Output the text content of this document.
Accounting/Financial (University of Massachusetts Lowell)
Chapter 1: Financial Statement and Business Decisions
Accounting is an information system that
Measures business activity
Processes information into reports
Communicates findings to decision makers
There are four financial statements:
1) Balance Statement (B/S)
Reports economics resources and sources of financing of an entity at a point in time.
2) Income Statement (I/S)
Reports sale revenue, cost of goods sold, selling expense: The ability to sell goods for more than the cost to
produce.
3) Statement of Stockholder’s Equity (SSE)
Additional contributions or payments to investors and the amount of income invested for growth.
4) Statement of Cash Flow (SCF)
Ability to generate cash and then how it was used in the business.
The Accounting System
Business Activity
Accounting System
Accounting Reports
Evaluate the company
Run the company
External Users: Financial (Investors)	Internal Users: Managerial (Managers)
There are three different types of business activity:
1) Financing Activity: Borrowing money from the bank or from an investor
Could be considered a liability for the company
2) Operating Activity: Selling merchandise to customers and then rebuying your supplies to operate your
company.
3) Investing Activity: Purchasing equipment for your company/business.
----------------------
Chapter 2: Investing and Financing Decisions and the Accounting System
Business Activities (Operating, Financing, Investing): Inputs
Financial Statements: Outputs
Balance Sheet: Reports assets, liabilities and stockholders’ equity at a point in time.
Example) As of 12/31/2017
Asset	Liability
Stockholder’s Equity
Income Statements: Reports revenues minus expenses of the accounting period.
++++++++++
> **Work to complete**
Give only the number of lines in the entries above that contain the string "information".

> **Task answer**
2